(Records excerpted from a collection)
◇ ◇ ◇ ◇ ◇ ◇ ◇

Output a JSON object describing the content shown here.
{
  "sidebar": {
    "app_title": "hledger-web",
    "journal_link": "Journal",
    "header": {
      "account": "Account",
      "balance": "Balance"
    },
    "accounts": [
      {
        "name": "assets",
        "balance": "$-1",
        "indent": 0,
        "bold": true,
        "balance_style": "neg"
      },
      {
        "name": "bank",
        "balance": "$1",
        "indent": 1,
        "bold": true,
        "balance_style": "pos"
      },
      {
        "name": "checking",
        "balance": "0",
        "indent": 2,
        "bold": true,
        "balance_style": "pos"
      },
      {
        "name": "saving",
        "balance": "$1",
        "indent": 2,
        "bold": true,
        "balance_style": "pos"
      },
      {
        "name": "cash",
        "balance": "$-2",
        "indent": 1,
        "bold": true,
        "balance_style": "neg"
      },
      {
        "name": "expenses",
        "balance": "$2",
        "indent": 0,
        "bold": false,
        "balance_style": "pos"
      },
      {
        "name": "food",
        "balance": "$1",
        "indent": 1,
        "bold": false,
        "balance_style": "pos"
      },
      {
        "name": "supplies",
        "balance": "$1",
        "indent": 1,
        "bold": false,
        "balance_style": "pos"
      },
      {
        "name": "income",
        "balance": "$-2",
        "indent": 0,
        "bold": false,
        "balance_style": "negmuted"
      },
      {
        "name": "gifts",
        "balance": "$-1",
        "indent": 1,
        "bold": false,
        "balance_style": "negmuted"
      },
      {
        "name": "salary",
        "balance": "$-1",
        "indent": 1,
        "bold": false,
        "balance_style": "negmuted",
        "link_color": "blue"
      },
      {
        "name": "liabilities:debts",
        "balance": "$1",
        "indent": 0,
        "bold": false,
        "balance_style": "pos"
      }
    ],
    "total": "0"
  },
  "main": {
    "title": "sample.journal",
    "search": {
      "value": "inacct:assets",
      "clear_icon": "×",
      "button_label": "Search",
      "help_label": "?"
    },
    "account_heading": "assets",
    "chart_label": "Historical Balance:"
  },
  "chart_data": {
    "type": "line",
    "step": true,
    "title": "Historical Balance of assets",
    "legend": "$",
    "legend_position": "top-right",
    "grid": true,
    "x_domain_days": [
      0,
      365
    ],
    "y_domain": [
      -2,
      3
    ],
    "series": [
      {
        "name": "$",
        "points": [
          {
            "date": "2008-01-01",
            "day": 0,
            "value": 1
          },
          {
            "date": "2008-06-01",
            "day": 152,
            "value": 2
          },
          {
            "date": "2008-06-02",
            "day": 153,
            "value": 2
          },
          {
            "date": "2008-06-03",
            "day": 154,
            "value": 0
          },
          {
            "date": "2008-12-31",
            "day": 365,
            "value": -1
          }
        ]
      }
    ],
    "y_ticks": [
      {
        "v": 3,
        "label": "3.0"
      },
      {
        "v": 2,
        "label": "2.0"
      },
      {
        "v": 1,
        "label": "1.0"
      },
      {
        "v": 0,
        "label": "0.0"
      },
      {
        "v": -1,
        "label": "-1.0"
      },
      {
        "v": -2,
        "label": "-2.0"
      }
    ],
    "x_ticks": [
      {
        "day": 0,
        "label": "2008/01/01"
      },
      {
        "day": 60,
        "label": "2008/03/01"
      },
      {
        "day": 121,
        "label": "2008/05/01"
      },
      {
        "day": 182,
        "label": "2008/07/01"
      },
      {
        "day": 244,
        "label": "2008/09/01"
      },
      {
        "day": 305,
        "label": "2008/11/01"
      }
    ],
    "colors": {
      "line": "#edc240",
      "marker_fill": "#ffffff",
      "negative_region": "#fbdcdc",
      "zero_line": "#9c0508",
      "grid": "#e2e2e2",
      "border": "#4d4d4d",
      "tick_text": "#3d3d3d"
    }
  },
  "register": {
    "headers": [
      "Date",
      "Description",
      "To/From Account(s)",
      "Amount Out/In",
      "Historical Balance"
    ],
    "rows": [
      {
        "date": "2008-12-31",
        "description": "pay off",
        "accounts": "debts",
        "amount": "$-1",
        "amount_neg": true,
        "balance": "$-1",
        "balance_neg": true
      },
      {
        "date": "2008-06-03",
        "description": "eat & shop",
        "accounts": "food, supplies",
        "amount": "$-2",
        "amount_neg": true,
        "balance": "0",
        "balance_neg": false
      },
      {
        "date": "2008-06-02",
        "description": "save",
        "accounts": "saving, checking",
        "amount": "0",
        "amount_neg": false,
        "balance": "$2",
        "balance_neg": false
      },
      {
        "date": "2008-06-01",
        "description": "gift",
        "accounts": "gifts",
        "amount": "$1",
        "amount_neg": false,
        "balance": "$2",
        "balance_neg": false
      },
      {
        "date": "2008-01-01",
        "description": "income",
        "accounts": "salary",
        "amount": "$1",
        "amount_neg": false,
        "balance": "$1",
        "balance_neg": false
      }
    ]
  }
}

◇ ◇ ◇ ◇ ◇ ◇ ◇

THE EXERCISE: Output the records above in their entirety, exactly.

ANSWER:
Output a JSON object describing the content shown here.
{
  "sidebar": {
    "app_title": "hledger-web",
    "journal_link": "Journal",
    "header": {
      "account": "Account",
      "balance": "Balance"
    },
    "accounts": [
      {
        "name": "assets",
        "balance": "$-1",
        "indent": 0,
        "bold": true,
        "balance_style": "neg"
      },
      {
        "name": "bank",
        "balance": "$1",
        "indent": 1,
        "bold": true,
        "balance_style": "pos"
      },
      {
        "name": "checking",
        "balance": "0",
        "indent": 2,
        "bold": true,
        "balance_style": "pos"
      },
      {
        "name": "saving",
        "balance": "$1",
        "indent": 2,
        "bold": true,
        "balance_style": "pos"
      },
      {
        "name": "cash",
        "balance": "$-2",
        "indent": 1,
        "bold": true,
        "balance_style": "neg"
      },
      {
        "name": "expenses",
        "balance": "$2",
        "indent": 0,
        "bold": false,
        "balance_style": "pos"
      },
      {
        "name": "food",
        "balance": "$1",
        "indent": 1,
        "bold": false,
        "balance_style": "pos"
      },
      {
        "name": "supplies",
        "balance": "$1",
        "indent": 1,
        "bold": false,
        "balance_style": "pos"
      },
      {
        "name": "income",
        "balance": "$-2",
        "indent": 0,
        "bold": false,
        "balance_style": "negmuted"
      },
      {
        "name": "gifts",
        "balance": "$-1",
        "indent": 1,
        "bold": false,
        "balance_style": "negmuted"
      },
      {
        "name": "salary",
        "balance": "$-1",
        "indent": 1,
        "bold": false,
        "balance_style": "negmuted",
        "link_color": "blue"
      },
      {
        "name": "liabilities:debts",
        "balance": "$1",
        "indent": 0,
        "bold": false,
        "balance_style": "pos"
      }
    ],
    "total": "0"
  },
  "main": {
    "title": "sample.journal",
    "search": {
      "value": "inacct:assets",
      "clear_icon": "×",
      "button_label": "Search",
      "help_label": "?"
    },
    "account_heading": "assets",
    "chart_label": "Historical Balance:"
  },
  "chart_data": {
    "type": "line",
    "step": true,
    "title": "Historical Balance of assets",
    "legend": "$",
    "legend_position": "top-right",
    "grid": true,
    "x_domain_days": [
      0,
      365
    ],
    "y_domain": [
      -2,
      3
    ],
    "series": [
      {
        "name": "$",
        "points": [
          {
            "date": "2008-01-01",
            "day": 0,
            "value": 1
          },
          {
            "date": "2008-06-01",
            "day": 152,
            "value": 2
          },
          {
            "date": "2008-06-02",
            "day": 153,
            "value": 2
          },
          {
            "date": "2008-06-03",
            "day": 154,
            "value": 0
          },
          {
            "date": "2008-12-31",
            "day": 365,
            "value": -1
          }
        ]
      }
    ],
    "y_ticks": [
      {
        "v": 3,
        "label": "3.0"
      },
      {
        "v": 2,
        "label": "2.0"
      },
      {
        "v": 1,
        "label": "1.0"
      },
      {
        "v": 0,
        "label": "0.0"
      },
      {
        "v": -1,
        "label": "-1.0"
      },
      {
        "v": -2,
        "label": "-2.0"
      }
    ],
    "x_ticks": [
      {
        "day": 0,
        "label": "2008/01/01"
      },
      {
        "day": 60,
        "label": "2008/03/01"
      },
      {
        "day": 121,
        "label": "2008/05/01"
      },
      {
        "day": 182,
        "label": "2008/07/01"
      },
      {
        "day": 244,
        "label": "2008/09/01"
      },
      {
        "day": 305,
        "label": "2008/11/01"
      }
    ],
    "colors": {
      "line": "#edc240",
      "marker_fill": "#ffffff",
      "negative_region": "#fbdcdc",
      "zero_line": "#9c0508",
      "grid": "#e2e2e2",
      "border": "#4d4d4d",
      "tick_text": "#3d3d3d"
    }
  },
  "register": {
    "headers": [
      "Date",
      "Description",
      "To/From Account(s)",
      "Amount Out/In",
      "Historical Balance"
    ],
    "rows": [
      {
        "date": "2008-12-31",
        "description": "pay off",
        "accounts": "debts",
        "amount": "$-1",
        "amount_neg": true,
        "balance": "$-1",
        "balance_neg": true
      },
      {
        "date": "2008-06-03",
        "description": "eat & shop",
        "accounts": "food, supplies",
        "amount": "$-2",
        "amount_neg": true,
        "balance": "0",
        "balance_neg": false
      },
      {
        "date": "2008-06-02",
        "description": "save",
        "accounts": "saving, checking",
        "amount": "0",
        "amount_neg": false,
        "balance": "$2",
        "balance_neg": false
      },
      {
        "date": "2008-06-01",
        "description": "gift",
        "accounts": "gifts",
        "amount": "$1",
        "amount_neg": false,
        "balance": "$2",
        "balance_neg": false
      },
      {
        "date": "2008-01-01",
        "description": "income",
        "accounts": "salary",
        "amount": "$1",
        "amount_neg": false,
        "balance": "$1",
        "balance_neg": false
      }
    ]
  }
}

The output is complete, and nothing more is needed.